Amyotrophic lateral sclerosis (ALS) is a progressive neurodegenerative disease affecting both the central and peripheral nervous systems [145]. ALS pathology reveals degeneration of motor neurones and corticospinal tracts, brainstem nuclei, and spinal cord anterior horn cells, with a subset of patients having intracytoplasmic transactive responsive DNA-binding protein inclusions (TDP-43) [146]. Multiple effector pathways are thought to contribute to ALS pathology including neurotrophic factor deficiency, glutamate toxicity, and damage from ROS [54]. Given that many of these effector pathways are influenced by vitamin D in rodent models, there has been growing interest in the concept that this secosteroid may influence susceptibility to and disease progression in ALS.

+++++

**Task 1**
Repeat the stretch of the ALS passage from "Amyotrophic lateral sclerosis" through "progression in ALS.".
**Task 2**
Pick up the ALS passage after its last sentence and carry it on.

+++++

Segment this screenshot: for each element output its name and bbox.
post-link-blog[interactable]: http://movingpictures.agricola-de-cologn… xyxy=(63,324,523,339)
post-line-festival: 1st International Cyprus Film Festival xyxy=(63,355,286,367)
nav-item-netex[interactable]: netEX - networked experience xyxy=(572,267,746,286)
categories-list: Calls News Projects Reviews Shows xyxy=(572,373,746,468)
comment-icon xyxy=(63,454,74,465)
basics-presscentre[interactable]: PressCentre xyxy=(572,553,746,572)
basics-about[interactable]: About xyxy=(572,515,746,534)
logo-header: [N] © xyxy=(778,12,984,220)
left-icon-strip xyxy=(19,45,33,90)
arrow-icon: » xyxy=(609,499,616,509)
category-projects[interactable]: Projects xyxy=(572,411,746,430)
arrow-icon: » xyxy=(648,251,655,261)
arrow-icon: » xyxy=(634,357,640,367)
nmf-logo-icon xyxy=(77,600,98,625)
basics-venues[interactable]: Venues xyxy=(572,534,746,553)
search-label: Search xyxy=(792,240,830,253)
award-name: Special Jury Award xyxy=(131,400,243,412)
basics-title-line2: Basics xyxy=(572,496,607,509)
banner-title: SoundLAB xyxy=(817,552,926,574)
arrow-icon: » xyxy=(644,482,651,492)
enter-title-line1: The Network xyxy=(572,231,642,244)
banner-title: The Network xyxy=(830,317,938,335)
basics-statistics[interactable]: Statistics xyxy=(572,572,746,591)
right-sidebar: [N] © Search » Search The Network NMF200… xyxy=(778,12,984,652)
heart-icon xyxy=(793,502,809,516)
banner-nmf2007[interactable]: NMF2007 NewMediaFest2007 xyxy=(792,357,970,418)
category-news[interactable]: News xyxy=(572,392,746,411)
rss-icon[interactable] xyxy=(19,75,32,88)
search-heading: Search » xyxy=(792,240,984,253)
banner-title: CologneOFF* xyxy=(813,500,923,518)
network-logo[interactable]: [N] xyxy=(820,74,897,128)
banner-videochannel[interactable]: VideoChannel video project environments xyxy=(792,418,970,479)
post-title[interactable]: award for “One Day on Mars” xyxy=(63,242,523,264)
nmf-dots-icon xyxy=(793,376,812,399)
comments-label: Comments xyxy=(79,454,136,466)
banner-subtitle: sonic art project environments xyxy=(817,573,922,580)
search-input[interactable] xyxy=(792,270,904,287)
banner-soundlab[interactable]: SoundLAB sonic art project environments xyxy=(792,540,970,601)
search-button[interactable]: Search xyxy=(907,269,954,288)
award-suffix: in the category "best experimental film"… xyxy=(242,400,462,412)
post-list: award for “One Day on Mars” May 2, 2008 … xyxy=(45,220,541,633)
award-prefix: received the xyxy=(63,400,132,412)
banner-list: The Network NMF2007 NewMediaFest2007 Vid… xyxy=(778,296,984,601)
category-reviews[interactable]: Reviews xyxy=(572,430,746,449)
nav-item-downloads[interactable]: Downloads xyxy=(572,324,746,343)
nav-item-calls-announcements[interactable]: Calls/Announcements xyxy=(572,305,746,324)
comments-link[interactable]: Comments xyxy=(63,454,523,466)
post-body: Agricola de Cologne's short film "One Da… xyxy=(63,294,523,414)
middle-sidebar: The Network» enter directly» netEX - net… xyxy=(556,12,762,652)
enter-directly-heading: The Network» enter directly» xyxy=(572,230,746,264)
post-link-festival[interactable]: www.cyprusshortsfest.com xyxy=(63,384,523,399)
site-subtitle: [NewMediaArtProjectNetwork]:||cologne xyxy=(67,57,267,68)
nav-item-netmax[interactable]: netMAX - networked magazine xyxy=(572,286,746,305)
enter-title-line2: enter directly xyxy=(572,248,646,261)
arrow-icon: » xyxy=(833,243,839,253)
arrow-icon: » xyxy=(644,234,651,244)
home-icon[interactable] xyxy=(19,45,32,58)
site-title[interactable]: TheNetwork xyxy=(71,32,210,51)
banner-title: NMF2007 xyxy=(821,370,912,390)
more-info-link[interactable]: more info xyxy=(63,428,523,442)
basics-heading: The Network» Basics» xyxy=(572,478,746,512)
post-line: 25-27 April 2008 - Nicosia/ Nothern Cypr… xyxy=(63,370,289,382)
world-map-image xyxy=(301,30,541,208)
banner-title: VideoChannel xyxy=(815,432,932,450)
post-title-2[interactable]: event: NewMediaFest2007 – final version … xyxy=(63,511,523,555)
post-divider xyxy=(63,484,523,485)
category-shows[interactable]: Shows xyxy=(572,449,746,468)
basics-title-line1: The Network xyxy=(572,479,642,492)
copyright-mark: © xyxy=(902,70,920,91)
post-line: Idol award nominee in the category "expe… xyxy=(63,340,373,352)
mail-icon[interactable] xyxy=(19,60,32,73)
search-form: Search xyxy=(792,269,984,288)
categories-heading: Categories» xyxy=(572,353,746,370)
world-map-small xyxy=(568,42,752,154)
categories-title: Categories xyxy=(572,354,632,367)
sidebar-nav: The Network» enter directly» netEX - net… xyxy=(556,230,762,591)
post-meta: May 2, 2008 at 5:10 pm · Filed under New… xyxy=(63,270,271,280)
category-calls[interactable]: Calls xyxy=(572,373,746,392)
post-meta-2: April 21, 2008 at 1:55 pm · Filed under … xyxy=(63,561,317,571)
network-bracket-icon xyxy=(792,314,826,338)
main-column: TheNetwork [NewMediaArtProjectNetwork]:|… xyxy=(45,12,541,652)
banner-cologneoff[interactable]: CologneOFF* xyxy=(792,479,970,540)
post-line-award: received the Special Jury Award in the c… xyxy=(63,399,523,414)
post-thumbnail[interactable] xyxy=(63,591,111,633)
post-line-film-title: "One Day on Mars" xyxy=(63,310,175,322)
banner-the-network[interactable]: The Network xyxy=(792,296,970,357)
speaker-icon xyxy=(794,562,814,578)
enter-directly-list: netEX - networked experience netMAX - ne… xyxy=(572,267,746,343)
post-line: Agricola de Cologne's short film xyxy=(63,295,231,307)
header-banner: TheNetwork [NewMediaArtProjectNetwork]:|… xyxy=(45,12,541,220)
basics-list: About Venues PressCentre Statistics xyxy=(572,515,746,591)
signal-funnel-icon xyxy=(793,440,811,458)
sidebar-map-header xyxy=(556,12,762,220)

+++++

**Expected output 1**
Amyotrophic lateral sclerosis (ALS) is a progressive neurodegenerative disease affecting both the central and peripheral nervous systems [145]. ALS pathology reveals degeneration of motor neurones and corticospinal tracts, brainstem nuclei, and spinal cord anterior horn cells, with a subset of patients having intracytoplasmic transactive responsive DNA-binding protein inclusions (TDP-43) [146]. Multiple effector pathways are thought to contribute to ALS pathology including neurotrophic factor deficiency, glutamate toxicity, and damage from ROS [54]. Given that many of these effector pathways are influenced by vitamin D in rodent models, there has been growing interest in the concept that this secosteroid may influence susceptibility to and disease progression in ALS.

**Expected output 2**
The epidemiological evidence incriminating vitamin D as a possible risk factor in ALS is sparse. The relatively low population prevalence probably contributes but there may be no association. Season of birth observations have been conflicting with a few studies reporting excess births between April and July [147], and others reporting birth excess in between October and December (with a trough between April and July) [148]. A latitude gradient has been suggested, but the results are divergent. An American cohort outlining the geographic distribution of ALS using mortality data demonstrated a north-west to south-east gradient [149], a finding mirrored in a more recent study which found a higher ALS-associated death rate in more northern states [150]. On the contrary, a reverse latitude gradient (that is, south-to-north) was captured in separate Italian cohorts. However, the results from these studies are difficult to interpret given ascertainment bias [151, 152]. Similarly, a study evaluating the role of environmental factors in ALS in the UK found clustering of ALS cases in South-East England within certain postcode districts, especially in high population density areas [153, 154].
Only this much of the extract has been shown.